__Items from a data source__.

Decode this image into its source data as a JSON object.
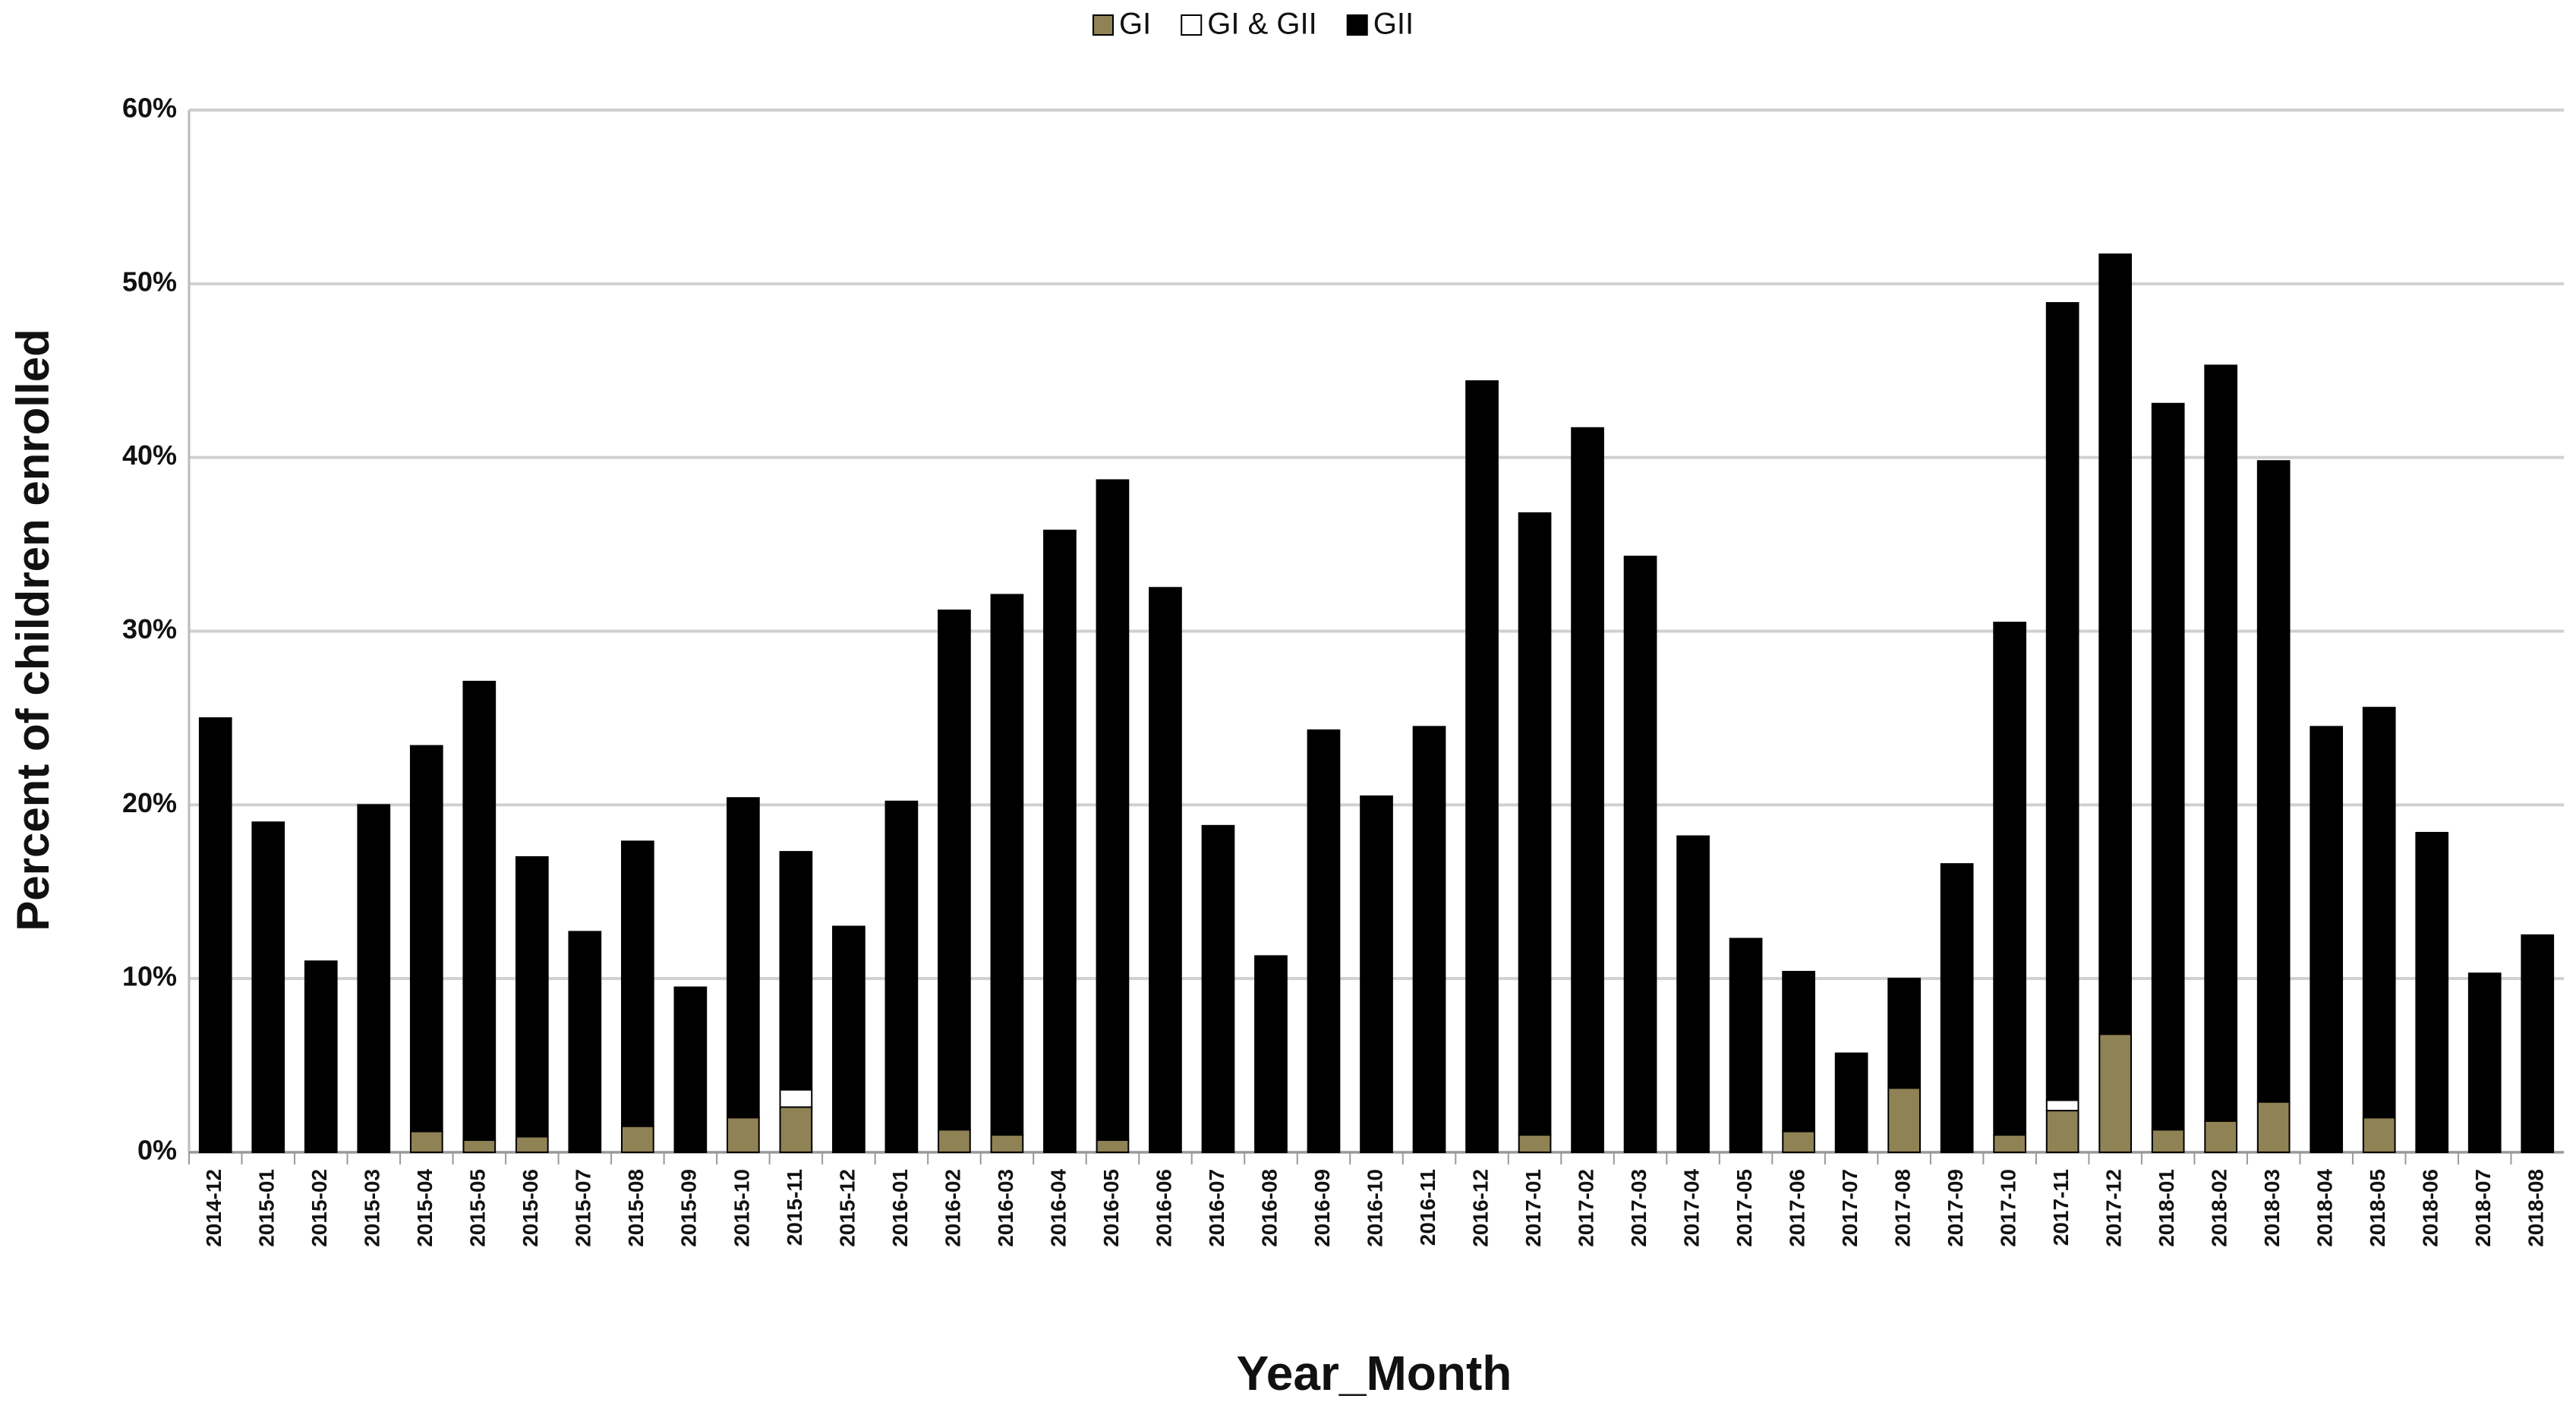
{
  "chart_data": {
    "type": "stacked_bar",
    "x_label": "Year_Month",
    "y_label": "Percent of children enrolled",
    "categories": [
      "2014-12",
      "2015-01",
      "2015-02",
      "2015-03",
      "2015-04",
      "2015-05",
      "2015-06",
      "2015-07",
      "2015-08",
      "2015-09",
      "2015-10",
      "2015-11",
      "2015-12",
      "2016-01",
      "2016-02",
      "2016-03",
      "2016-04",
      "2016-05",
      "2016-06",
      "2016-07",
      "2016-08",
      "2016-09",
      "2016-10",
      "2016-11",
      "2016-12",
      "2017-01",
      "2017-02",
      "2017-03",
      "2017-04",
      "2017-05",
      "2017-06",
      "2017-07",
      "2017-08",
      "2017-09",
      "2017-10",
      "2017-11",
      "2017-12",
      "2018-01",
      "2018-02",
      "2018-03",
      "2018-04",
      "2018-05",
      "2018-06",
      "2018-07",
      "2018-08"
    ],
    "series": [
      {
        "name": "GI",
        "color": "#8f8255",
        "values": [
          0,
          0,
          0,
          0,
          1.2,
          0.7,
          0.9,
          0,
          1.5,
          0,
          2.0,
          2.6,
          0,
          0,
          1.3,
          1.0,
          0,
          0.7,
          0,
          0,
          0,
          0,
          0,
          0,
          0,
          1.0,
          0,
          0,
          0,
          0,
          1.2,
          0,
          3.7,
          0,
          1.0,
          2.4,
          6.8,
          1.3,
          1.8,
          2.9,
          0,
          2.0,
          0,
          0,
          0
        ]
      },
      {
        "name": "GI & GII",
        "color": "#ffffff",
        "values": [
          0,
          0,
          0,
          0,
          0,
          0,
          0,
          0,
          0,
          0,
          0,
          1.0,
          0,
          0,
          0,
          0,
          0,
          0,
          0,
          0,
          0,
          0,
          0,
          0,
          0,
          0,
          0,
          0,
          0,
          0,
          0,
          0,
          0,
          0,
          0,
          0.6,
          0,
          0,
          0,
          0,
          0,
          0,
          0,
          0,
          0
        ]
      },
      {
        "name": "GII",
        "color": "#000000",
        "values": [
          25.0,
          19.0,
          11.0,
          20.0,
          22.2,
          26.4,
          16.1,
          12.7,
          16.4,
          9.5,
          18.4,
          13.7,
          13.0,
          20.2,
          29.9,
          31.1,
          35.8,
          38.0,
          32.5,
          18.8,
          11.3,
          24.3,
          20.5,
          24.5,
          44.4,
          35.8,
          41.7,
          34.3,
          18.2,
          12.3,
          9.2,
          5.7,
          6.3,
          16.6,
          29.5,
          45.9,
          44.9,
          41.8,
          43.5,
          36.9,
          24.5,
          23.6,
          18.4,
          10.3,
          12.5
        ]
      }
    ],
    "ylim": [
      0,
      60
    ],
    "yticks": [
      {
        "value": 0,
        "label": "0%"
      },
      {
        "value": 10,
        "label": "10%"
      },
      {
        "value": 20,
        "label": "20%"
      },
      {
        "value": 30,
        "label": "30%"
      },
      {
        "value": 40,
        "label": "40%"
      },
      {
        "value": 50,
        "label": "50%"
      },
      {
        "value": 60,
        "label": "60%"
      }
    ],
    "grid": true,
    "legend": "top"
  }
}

__Your task__. Read the data above. Pull out each line in which the string "color" appears.

__The result__.
        "color": "#8f8255",
        "color": "#ffffff",
        "color": "#000000",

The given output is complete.